**Work item**
Filter the records below down to lines containing "pana".

**Records for the task**
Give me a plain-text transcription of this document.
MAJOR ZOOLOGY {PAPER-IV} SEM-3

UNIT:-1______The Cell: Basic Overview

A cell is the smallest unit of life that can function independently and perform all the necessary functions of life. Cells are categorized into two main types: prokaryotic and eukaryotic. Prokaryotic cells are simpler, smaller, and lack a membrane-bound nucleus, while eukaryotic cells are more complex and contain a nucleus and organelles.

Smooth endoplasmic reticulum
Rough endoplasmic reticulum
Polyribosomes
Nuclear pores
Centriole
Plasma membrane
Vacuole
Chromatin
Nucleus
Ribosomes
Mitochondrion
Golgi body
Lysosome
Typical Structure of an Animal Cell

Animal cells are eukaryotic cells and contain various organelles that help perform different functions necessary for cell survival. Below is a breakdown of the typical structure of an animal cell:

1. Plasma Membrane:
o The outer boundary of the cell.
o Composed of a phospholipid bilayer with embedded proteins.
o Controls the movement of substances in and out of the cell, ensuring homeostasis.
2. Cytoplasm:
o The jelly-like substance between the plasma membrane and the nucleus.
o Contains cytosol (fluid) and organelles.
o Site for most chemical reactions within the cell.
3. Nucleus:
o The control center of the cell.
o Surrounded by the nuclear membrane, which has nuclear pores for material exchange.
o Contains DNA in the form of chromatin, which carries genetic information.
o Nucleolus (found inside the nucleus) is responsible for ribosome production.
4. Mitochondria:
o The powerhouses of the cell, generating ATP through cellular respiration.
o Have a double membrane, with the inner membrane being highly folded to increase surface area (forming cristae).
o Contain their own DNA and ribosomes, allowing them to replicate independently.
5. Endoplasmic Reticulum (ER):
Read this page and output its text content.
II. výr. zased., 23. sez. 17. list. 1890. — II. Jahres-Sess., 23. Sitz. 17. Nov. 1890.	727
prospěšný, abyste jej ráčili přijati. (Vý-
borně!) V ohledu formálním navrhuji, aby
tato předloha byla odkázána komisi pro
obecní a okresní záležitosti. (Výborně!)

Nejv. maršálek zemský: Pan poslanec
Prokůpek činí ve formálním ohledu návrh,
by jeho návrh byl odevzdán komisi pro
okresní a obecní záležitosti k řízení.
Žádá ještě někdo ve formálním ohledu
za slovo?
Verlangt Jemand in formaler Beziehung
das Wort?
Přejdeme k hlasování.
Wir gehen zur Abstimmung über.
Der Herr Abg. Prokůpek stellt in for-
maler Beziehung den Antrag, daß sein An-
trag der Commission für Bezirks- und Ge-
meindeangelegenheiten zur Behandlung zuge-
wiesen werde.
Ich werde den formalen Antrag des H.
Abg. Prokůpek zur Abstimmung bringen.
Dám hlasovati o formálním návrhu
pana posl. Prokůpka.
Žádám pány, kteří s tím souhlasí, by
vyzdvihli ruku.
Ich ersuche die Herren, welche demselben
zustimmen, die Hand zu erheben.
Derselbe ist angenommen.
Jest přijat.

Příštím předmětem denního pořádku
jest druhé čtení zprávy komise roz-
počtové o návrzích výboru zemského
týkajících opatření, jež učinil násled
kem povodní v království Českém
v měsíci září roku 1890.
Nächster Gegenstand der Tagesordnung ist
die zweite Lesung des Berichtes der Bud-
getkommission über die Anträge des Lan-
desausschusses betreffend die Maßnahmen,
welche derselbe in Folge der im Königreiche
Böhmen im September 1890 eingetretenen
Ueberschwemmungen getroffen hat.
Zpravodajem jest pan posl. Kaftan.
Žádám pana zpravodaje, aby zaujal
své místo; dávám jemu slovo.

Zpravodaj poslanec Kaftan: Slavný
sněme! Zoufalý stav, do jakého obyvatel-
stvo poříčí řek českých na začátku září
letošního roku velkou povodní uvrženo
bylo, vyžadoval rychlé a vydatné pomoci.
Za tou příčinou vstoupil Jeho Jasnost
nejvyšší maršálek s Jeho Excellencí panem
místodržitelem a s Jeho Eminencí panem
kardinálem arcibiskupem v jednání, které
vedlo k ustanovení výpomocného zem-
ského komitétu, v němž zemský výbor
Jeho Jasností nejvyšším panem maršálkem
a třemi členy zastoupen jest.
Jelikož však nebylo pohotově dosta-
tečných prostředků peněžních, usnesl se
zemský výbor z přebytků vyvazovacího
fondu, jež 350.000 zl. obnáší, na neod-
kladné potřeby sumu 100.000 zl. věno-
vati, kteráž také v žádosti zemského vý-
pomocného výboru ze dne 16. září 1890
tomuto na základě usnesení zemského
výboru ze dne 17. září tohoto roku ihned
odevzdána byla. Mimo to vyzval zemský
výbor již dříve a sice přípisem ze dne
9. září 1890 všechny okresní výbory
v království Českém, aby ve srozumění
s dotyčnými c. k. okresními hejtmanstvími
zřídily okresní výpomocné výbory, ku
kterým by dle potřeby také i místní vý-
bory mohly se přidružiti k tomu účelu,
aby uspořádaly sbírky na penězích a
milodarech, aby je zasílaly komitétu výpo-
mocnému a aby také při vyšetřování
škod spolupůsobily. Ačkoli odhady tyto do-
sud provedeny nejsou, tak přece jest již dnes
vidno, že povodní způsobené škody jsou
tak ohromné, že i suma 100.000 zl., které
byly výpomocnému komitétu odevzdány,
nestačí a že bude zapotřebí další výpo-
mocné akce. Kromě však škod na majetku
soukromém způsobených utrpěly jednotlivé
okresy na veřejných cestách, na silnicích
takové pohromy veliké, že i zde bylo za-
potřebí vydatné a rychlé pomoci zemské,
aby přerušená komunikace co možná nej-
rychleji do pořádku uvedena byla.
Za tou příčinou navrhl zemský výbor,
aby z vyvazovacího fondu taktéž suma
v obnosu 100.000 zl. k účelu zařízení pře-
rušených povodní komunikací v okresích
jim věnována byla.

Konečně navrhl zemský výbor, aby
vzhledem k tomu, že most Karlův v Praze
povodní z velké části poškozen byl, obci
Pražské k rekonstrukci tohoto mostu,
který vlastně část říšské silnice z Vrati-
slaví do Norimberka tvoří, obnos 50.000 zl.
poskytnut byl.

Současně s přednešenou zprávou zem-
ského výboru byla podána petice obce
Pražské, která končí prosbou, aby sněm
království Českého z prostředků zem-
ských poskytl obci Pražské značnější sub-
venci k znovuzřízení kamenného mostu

**The answer**
pana posl. Prokůpka.
Žádám pana zpravodaje, aby zaujal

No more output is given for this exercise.